Data entries:
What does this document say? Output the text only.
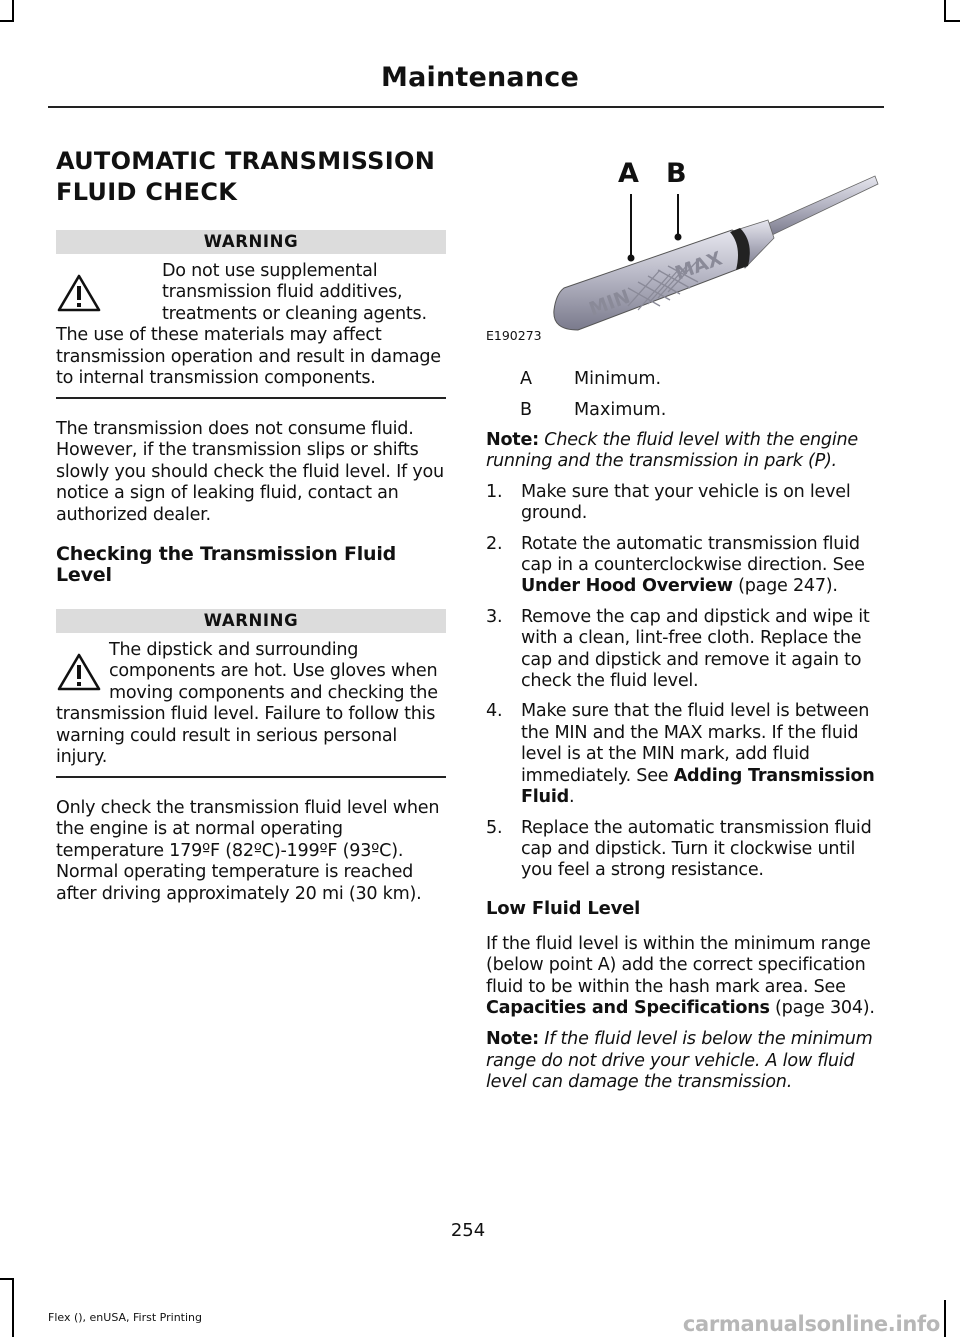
Maintenance
AUTOMATIC TRANSMISSION
FLUID CHECK
WARNING

Do not use supplemental transmission fluid additives, treatments or cleaning agents. The use of these materials may affect transmission operation and result in damage to internal transmission components.

The transmission does not consume fluid. However, if the transmission slips or shifts slowly you should check the fluid level. If you notice a sign of leaking fluid, contact an authorized dealer.

Checking the Transmission Fluid Level
WARNING
The dipstick and surrounding components are hot. Use gloves when moving components and checking the transmission fluid level. Failure to follow this warning could result in serious personal injury.

Only check the transmission fluid level when the engine is at normal operating temperature 179ºF (82ºC)-199ºF (93ºC). Normal operating temperature is reached after driving approximately 20 mi (30 km).

A B
MIN
MAX
E190273
A Minimum.
B Maximum.

Note: Check the fluid level with the engine running and the transmission in park (P).

1. Make sure that your vehicle is on level ground.
2. Rotate the automatic transmission fluid cap in a counterclockwise direction. See Under Hood Overview (page 247).
3. Remove the cap and dipstick and wipe it with a clean, lint-free cloth. Replace the cap and dipstick and remove it again to check the fluid level.
4. Make sure that the fluid level is between the MIN and the MAX marks. If the fluid level is at the MIN mark, add fluid immediately. See Adding Transmission Fluid.
5. Replace the automatic transmission fluid cap and dipstick. Turn it clockwise until you feel a strong resistance.
Low Fluid Level

If the fluid level is within the minimum range (below point A) add the correct specification fluid to be within the hash mark area. See Capacities and Specifications (page 304).

Note: If the fluid level is below the minimum range do not drive your vehicle. A low fluid level can damage the transmission.

254
Flex (), enUSA, First Printing	carmanualsonline.info
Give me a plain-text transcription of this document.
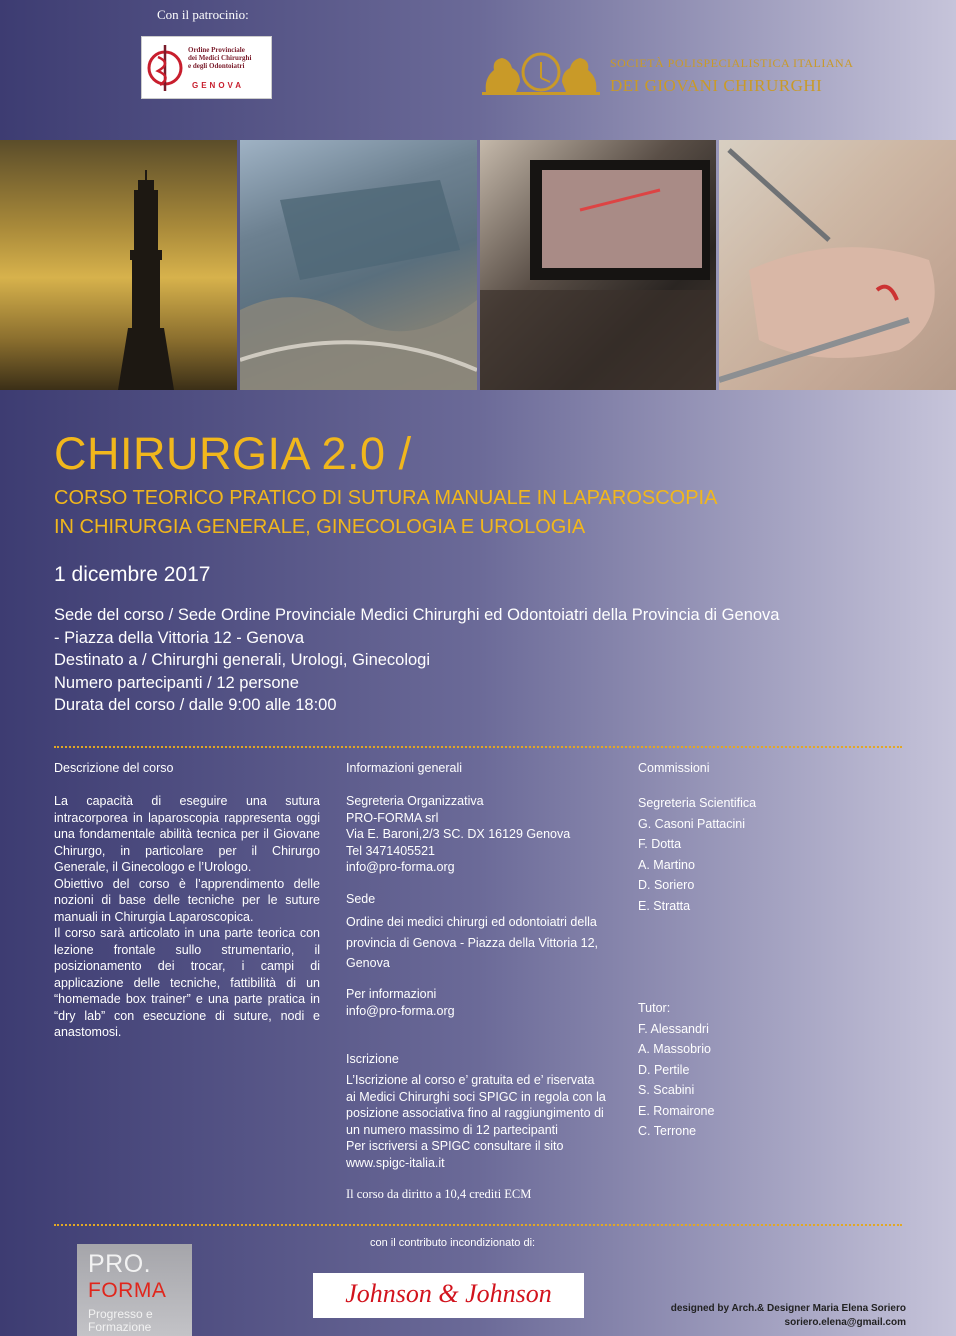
Con il patrocinio:
Ordine Provinciale
dei Medici Chirurghi
e degli Odontoiatri
GENOVA
SOCIETÀ POLISPECIALISTICA ITALIANA
DEI GIOVANI CHIRURGHI
CHIRURGIA 2.0 /
CORSO TEORICO PRATICO DI SUTURA MANUALE IN LAPAROSCOPIA
IN CHIRURGIA GENERALE, GINECOLOGIA E UROLOGIA
1 dicembre 2017
Sede del corso / Sede Ordine Provinciale Medici Chirurghi ed Odontoiatri della Provincia di Genova
- Piazza della Vittoria 12 - Genova
Destinato a / Chirurghi generali, Urologi, Ginecologi
Numero partecipanti / 12 persone
Durata del corso / dalle 9:00 alle 18:00
Descrizione del corso

La capacità di eseguire una sutura intracorporea in laparoscopia rappresenta oggi una fondamentale abilità tecnica per il Giovane Chirurgo, in particolare per il Chirurgo Generale, il Ginecologo e l’Urologo.

Obiettivo del corso è l’apprendimento delle nozioni di base delle tecniche per le suture manuali in Chirurgia Laparoscopica.

Il corso sarà articolato in una parte teorica con lezione frontale sullo strumentario, il posizionamento dei trocar, i campi di applicazione delle tecniche, fattibilità di un “homemade box trainer” e una parte pratica in “dry lab” con esecuzione di suture, nodi e anastomosi.

Informazioni generali
Segreteria Organizzativa
PRO-FORMA srl
Via E. Baroni,2/3 SC. DX 16129 Genova
Tel 3471405521
info@pro-forma.org
Sede
Ordine dei medici chirurgi ed odontoiatri della
provincia di Genova - Piazza della Vittoria 12,
Genova
Per informazioni
info@pro-forma.org
Iscrizione
L’Iscrizione al corso e’ gratuita ed e’ riservata
ai Medici Chirurghi soci SPIGC in regola con la
posizione associativa fino al raggiungimento di
un numero massimo di 12 partecipanti
Per iscriversi a SPIGC consultare il sito
www.spigc-italia.it
Il corso da diritto a 10,4 crediti ECM
Commissioni
Segreteria Scientifica
G. Casoni Pattacini
F. Dotta
A. Martino
D. Soriero
E. Stratta
Tutor:
F. Alessandri
A. Massobrio
D. Pertile
S. Scabini
E. Romairone
C. Terrone
con il contributo incondizionato di:
PRO.
FORMA
Progresso e
Formazione
Johnson & Johnson
designed by Arch.& Designer Maria Elena Soriero
soriero.elena@gmail.com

--- YOUR TASK ---
Copy each line of the preceding data that contains the string "vehicle".

--- RESPONSE ---
1. Make sure that your vehicle is on level ground.
Note: If the fluid level is below the minimum range do not drive your vehicle. A low fluid level can damage the transmission.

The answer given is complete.